_Problem statement_. Wherever a line below holds the word "date", copy that line.

(Dataset records)
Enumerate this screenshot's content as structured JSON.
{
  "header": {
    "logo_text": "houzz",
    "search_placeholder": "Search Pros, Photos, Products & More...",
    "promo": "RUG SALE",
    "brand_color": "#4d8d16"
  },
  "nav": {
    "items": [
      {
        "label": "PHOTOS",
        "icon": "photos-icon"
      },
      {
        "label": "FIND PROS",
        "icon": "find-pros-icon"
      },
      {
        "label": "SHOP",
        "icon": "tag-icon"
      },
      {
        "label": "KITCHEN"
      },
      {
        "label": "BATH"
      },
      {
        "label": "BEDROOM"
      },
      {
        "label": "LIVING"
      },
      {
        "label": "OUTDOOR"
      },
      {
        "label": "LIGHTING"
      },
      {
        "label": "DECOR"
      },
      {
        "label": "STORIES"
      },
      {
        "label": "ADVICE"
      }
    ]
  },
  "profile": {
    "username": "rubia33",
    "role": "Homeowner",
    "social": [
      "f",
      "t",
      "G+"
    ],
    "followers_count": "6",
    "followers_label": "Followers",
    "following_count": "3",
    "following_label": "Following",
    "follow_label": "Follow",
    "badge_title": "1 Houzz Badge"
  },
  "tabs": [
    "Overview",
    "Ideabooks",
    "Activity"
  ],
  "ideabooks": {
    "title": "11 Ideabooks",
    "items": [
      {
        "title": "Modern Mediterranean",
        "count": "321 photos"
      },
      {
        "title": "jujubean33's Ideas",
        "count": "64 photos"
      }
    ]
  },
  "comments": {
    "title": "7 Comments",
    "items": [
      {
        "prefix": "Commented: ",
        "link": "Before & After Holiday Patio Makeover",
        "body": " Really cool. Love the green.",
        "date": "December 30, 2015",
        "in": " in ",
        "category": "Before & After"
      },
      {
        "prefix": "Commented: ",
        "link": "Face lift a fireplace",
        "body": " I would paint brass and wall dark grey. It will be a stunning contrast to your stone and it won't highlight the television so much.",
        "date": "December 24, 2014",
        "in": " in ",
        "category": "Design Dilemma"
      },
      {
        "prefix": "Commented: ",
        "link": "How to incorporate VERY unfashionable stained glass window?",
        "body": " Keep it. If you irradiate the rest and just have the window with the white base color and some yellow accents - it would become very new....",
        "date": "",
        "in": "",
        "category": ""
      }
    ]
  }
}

_Result below_.
        "date": "December 30, 2015",
        "date": "December 24, 2014",
        "date": "",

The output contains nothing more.